SOURCE MATERIAL.

Start

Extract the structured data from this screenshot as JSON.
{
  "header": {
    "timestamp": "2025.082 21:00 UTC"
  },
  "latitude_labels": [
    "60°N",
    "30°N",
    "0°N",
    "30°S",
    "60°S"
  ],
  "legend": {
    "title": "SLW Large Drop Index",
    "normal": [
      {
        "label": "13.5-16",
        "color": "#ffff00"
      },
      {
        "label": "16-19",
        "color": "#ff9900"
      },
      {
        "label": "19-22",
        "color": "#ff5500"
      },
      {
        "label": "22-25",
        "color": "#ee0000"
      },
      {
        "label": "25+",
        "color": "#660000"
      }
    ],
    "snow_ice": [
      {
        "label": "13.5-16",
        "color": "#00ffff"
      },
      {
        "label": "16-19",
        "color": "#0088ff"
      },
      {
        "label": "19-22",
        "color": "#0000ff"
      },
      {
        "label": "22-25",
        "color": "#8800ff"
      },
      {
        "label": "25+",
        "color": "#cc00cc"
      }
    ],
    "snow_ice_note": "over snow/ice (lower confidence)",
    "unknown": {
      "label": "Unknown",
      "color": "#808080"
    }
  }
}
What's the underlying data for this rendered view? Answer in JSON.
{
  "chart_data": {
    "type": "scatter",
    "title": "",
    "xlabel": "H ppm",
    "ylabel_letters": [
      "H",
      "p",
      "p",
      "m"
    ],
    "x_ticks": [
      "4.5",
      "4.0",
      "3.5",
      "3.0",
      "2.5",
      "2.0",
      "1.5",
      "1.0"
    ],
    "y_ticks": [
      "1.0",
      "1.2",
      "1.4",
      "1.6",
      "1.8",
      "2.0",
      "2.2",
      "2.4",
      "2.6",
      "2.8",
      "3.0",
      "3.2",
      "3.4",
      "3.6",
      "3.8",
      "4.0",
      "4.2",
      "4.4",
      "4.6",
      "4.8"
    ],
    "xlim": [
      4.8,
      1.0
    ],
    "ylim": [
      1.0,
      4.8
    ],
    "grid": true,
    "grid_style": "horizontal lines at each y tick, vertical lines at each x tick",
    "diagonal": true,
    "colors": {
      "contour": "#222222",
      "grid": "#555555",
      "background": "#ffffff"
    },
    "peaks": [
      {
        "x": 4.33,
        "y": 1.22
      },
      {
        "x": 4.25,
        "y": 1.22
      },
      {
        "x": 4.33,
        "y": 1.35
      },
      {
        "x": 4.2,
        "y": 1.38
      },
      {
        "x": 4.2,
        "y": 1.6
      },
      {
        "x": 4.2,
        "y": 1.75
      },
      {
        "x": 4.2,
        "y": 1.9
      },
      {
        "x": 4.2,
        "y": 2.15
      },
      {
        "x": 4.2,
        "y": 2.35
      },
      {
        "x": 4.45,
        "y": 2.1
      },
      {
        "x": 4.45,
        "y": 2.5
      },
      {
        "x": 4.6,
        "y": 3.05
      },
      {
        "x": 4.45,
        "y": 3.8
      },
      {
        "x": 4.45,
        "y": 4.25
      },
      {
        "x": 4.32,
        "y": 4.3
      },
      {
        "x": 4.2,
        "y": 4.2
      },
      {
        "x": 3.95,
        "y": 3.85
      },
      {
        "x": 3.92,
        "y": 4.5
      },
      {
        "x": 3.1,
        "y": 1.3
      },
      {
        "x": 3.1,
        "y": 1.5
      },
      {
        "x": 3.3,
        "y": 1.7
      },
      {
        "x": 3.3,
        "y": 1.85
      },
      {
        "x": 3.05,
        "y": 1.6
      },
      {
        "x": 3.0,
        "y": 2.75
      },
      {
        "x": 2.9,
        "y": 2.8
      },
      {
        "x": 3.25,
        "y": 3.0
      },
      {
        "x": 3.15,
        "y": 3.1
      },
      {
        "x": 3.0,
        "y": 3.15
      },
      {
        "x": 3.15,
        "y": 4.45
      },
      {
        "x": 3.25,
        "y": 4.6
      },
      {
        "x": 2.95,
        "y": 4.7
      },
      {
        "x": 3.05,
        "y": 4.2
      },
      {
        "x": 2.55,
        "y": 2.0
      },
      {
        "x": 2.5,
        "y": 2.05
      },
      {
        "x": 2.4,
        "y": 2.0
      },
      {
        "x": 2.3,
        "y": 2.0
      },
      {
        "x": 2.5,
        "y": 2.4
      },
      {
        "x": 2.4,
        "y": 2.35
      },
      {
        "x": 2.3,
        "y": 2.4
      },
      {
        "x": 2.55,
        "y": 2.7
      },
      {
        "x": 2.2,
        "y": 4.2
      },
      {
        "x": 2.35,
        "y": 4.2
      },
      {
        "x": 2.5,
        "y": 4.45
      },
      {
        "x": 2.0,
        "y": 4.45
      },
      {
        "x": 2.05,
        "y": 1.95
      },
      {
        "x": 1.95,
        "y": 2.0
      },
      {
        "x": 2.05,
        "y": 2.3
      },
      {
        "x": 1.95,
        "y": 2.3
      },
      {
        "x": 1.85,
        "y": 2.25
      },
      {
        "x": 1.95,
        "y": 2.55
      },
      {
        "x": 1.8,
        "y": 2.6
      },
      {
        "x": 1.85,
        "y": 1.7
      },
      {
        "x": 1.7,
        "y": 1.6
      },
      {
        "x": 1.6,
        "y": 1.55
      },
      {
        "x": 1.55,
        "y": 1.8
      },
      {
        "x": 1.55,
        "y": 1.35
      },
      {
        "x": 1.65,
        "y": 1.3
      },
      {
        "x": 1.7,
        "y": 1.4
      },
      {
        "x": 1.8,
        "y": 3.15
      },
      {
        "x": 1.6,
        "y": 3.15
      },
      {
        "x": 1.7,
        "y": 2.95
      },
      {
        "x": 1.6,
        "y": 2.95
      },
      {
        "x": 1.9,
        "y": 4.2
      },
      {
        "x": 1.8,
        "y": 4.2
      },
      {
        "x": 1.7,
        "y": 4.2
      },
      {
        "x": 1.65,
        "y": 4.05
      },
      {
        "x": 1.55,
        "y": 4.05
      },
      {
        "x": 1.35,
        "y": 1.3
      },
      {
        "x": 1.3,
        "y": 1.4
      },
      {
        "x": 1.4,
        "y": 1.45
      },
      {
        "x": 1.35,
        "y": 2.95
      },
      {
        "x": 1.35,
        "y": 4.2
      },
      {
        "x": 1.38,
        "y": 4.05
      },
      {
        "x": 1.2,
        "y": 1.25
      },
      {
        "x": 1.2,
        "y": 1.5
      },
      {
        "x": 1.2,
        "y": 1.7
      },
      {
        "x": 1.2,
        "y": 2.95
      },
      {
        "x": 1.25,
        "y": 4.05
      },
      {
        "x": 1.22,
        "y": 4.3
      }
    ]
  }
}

End

Each line above must be printed exactly as it appears.

Extract the structured data from this screenshot as JSON.
{
  "header": {
    "timestamp": "2025.082 21:00 UTC"
  },
  "latitude_labels": [
    "60°N",
    "30°N",
    "0°N",
    "30°S",
    "60°S"
  ],
  "legend": {
    "title": "SLW Large Drop Index",
    "normal": [
      {
        "label": "13.5-16",
        "color": "#ffff00"
      },
      {
        "label": "16-19",
        "color": "#ff9900"
      },
      {
        "label": "19-22",
        "color": "#ff5500"
      },
      {
        "label": "22-25",
        "color": "#ee0000"
      },
      {
        "label": "25+",
        "color": "#660000"
      }
    ],
    "snow_ice": [
      {
        "label": "13.5-16",
        "color": "#00ffff"
      },
      {
        "label": "16-19",
        "color": "#0088ff"
      },
      {
        "label": "19-22",
        "color": "#0000ff"
      },
      {
        "label": "22-25",
        "color": "#8800ff"
      },
      {
        "label": "25+",
        "color": "#cc00cc"
      }
    ],
    "snow_ice_note": "over snow/ice (lower confidence)",
    "unknown": {
      "label": "Unknown",
      "color": "#808080"
    }
  }
}
What's the underlying data for this rendered view? Answer in JSON.
{
  "chart_data": {
    "type": "scatter",
    "title": "",
    "xlabel": "H ppm",
    "ylabel_letters": [
      "H",
      "p",
      "p",
      "m"
    ],
    "x_ticks": [
      "4.5",
      "4.0",
      "3.5",
      "3.0",
      "2.5",
      "2.0",
      "1.5",
      "1.0"
    ],
    "y_ticks": [
      "1.0",
      "1.2",
      "1.4",
      "1.6",
      "1.8",
      "2.0",
      "2.2",
      "2.4",
      "2.6",
      "2.8",
      "3.0",
      "3.2",
      "3.4",
      "3.6",
      "3.8",
      "4.0",
      "4.2",
      "4.4",
      "4.6",
      "4.8"
    ],
    "xlim": [
      4.8,
      1.0
    ],
    "ylim": [
      1.0,
      4.8
    ],
    "grid": true,
    "grid_style": "horizontal lines at each y tick, vertical lines at each x tick",
    "diagonal": true,
    "colors": {
      "contour": "#222222",
      "grid": "#555555",
      "background": "#ffffff"
    },
    "peaks": [
      {
        "x": 4.33,
        "y": 1.22
      },
      {
        "x": 4.25,
        "y": 1.22
      },
      {
        "x": 4.33,
        "y": 1.35
      },
      {
        "x": 4.2,
        "y": 1.38
      },
      {
        "x": 4.2,
        "y": 1.6
      },
      {
        "x": 4.2,
        "y": 1.75
      },
      {
        "x": 4.2,
        "y": 1.9
      },
      {
        "x": 4.2,
        "y": 2.15
      },
      {
        "x": 4.2,
        "y": 2.35
      },
      {
        "x": 4.45,
        "y": 2.1
      },
      {
        "x": 4.45,
        "y": 2.5
      },
      {
        "x": 4.6,
        "y": 3.05
      },
      {
        "x": 4.45,
        "y": 3.8
      },
      {
        "x": 4.45,
        "y": 4.25
      },
      {
        "x": 4.32,
        "y": 4.3
      },
      {
        "x": 4.2,
        "y": 4.2
      },
      {
        "x": 3.95,
        "y": 3.85
      },
      {
        "x": 3.92,
        "y": 4.5
      },
      {
        "x": 3.1,
        "y": 1.3
      },
      {
        "x": 3.1,
        "y": 1.5
      },
      {
        "x": 3.3,
        "y": 1.7
      },
      {
        "x": 3.3,
        "y": 1.85
      },
      {
        "x": 3.05,
        "y": 1.6
      },
      {
        "x": 3.0,
        "y": 2.75
      },
      {
        "x": 2.9,
        "y": 2.8
      },
      {
        "x": 3.25,
        "y": 3.0
      },
      {
        "x": 3.15,
        "y": 3.1
      },
      {
        "x": 3.0,
        "y": 3.15
      },
      {
        "x": 3.15,
        "y": 4.45
      },
      {
        "x": 3.25,
        "y": 4.6
      },
      {
        "x": 2.95,
        "y": 4.7
      },
      {
        "x": 3.05,
        "y": 4.2
      },
      {
        "x": 2.55,
        "y": 2.0
      },
      {
        "x": 2.5,
        "y": 2.05
      },
      {
        "x": 2.4,
        "y": 2.0
      },
      {
        "x": 2.3,
        "y": 2.0
      },
      {
        "x": 2.5,
        "y": 2.4
      },
      {
        "x": 2.4,
        "y": 2.35
      },
      {
        "x": 2.3,
        "y": 2.4
      },
      {
        "x": 2.55,
        "y": 2.7
      },
      {
        "x": 2.2,
        "y": 4.2
      },
      {
        "x": 2.35,
        "y": 4.2
      },
      {
        "x": 2.5,
        "y": 4.45
      },
      {
        "x": 2.0,
        "y": 4.45
      },
      {
        "x": 2.05,
        "y": 1.95
      },
      {
        "x": 1.95,
        "y": 2.0
      },
      {
        "x": 2.05,
        "y": 2.3
      },
      {
        "x": 1.95,
        "y": 2.3
      },
      {
        "x": 1.85,
        "y": 2.25
      },
      {
        "x": 1.95,
        "y": 2.55
      },
      {
        "x": 1.8,
        "y": 2.6
      },
      {
        "x": 1.85,
        "y": 1.7
      },
      {
        "x": 1.7,
        "y": 1.6
      },
      {
        "x": 1.6,
        "y": 1.55
      },
      {
        "x": 1.55,
        "y": 1.8
      },
      {
        "x": 1.55,
        "y": 1.35
      },
      {
        "x": 1.65,
        "y": 1.3
      },
      {
        "x": 1.7,
        "y": 1.4
      },
      {
        "x": 1.8,
        "y": 3.15
      },
      {
        "x": 1.6,
        "y": 3.15
      },
      {
        "x": 1.7,
        "y": 2.95
      },
      {
        "x": 1.6,
        "y": 2.95
      },
      {
        "x": 1.9,
        "y": 4.2
      },
      {
        "x": 1.8,
        "y": 4.2
      },
      {
        "x": 1.7,
        "y": 4.2
      },
      {
        "x": 1.65,
        "y": 4.05
      },
      {
        "x": 1.55,
        "y": 4.05
      },
      {
        "x": 1.35,
        "y": 1.3
      },
      {
        "x": 1.3,
        "y": 1.4
      },
      {
        "x": 1.4,
        "y": 1.45
      },
      {
        "x": 1.35,
        "y": 2.95
      },
      {
        "x": 1.35,
        "y": 4.2
      },
      {
        "x": 1.38,
        "y": 4.05
      },
      {
        "x": 1.2,
        "y": 1.25
      },
      {
        "x": 1.2,
        "y": 1.5
      },
      {
        "x": 1.2,
        "y": 1.7
      },
      {
        "x": 1.2,
        "y": 2.95
      },
      {
        "x": 1.25,
        "y": 4.05
      },
      {
        "x": 1.22,
        "y": 4.3
      }
    ]
  }
}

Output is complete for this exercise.